====== Records provided

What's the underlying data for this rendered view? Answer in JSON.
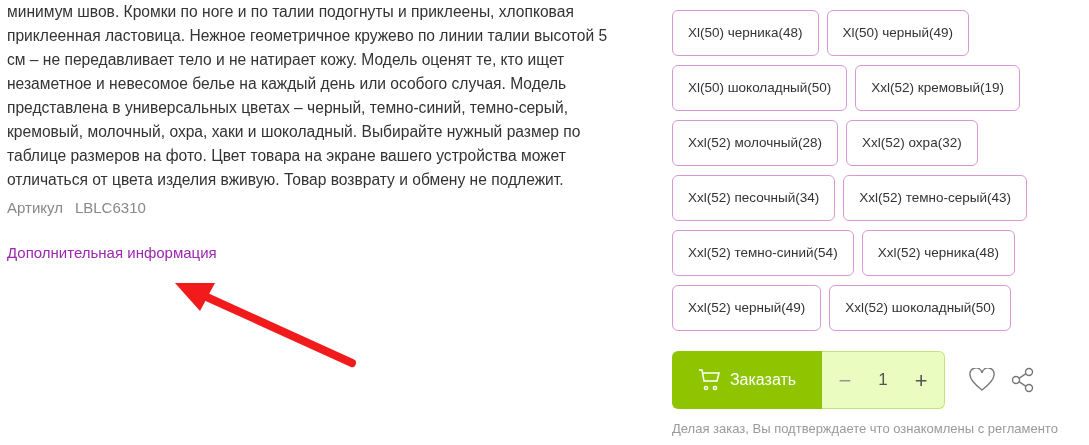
{
  "description": {
    "text": "минимум швов. Кромки по ноге и по талии подогнуты и приклеены, хлопковая приклеенная ластовица. Нежное геометричное кружево по линии талии высотой 5 см – не передавливает тело и не натирает кожу. Модель оценят те, кто ищет незаметное и невесомое белье на каждый день или особого случая. Модель представлена в универсальных цветах – черный, темно-синий, темно-серый, кремовый, молочный, охра, хаки и шоколадный. Выбирайте нужный размер по таблице размеров на фото. Цвет товара на экране вашего устройства может отличаться от цвета изделия вживую. Товар возврату и обмену не подлежит.",
    "article_label": "Артикул",
    "article_value": "LBLC6310",
    "more_info_link": "Дополнительная информация"
  },
  "variants": [
    {
      "label": "Xl(50) черника(48)",
      "selected": false
    },
    {
      "label": "Xl(50) черный(49)",
      "selected": false
    },
    {
      "label": "Xl(50) шоколадный(50)",
      "selected": false
    },
    {
      "label": "Xxl(52) кремовый(19)",
      "selected": false
    },
    {
      "label": "Xxl(52) молочный(28)",
      "selected": false
    },
    {
      "label": "Xxl(52) охра(32)",
      "selected": false
    },
    {
      "label": "Xxl(52) песочный(34)",
      "selected": false
    },
    {
      "label": "Xxl(52) темно-серый(43)",
      "selected": false
    },
    {
      "label": "Xxl(52) темно-синий(54)",
      "selected": false
    },
    {
      "label": "Xxl(52) черника(48)",
      "selected": false
    },
    {
      "label": "Xxl(52) черный(49)",
      "selected": false
    },
    {
      "label": "Xxl(52) шоколадный(50)",
      "selected": false
    }
  ],
  "order": {
    "button": "Заказать",
    "minus": "−",
    "quantity": "1",
    "plus": "+"
  },
  "disclaimer": "Делая заказ, Вы подтверждаете что ознакомлены с регламенто"
}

============

Short exercise >> Reproduce the data above in full, exactly as it is, with the pictures left out.

Exercise output >>
What's the underlying data for this rendered view? Answer in JSON.
{
  "description": {
    "text": "минимум швов. Кромки по ноге и по талии подогнуты и приклеены, хлопковая приклеенная ластовица. Нежное геометричное кружево по линии талии высотой 5 см – не передавливает тело и не натирает кожу. Модель оценят те, кто ищет незаметное и невесомое белье на каждый день или особого случая. Модель представлена в универсальных цветах – черный, темно-синий, темно-серый, кремовый, молочный, охра, хаки и шоколадный. Выбирайте нужный размер по таблице размеров на фото. Цвет товара на экране вашего устройства может отличаться от цвета изделия вживую. Товар возврату и обмену не подлежит.",
    "article_label": "Артикул",
    "article_value": "LBLC6310",
    "more_info_link": "Дополнительная информация"
  },
  "variants": [
    {
      "label": "Xl(50) черника(48)",
      "selected": false
    },
    {
      "label": "Xl(50) черный(49)",
      "selected": false
    },
    {
      "label": "Xl(50) шоколадный(50)",
      "selected": false
    },
    {
      "label": "Xxl(52) кремовый(19)",
      "selected": false
    },
    {
      "label": "Xxl(52) молочный(28)",
      "selected": false
    },
    {
      "label": "Xxl(52) охра(32)",
      "selected": false
    },
    {
      "label": "Xxl(52) песочный(34)",
      "selected": false
    },
    {
      "label": "Xxl(52) темно-серый(43)",
      "selected": false
    },
    {
      "label": "Xxl(52) темно-синий(54)",
      "selected": false
    },
    {
      "label": "Xxl(52) черника(48)",
      "selected": false
    },
    {
      "label": "Xxl(52) черный(49)",
      "selected": false
    },
    {
      "label": "Xxl(52) шоколадный(50)",
      "selected": false
    }
  ],
  "order": {
    "button": "Заказать",
    "minus": "−",
    "quantity": "1",
    "plus": "+"
  },
  "disclaimer": "Делая заказ, Вы подтверждаете что ознакомлены с регламенто"
}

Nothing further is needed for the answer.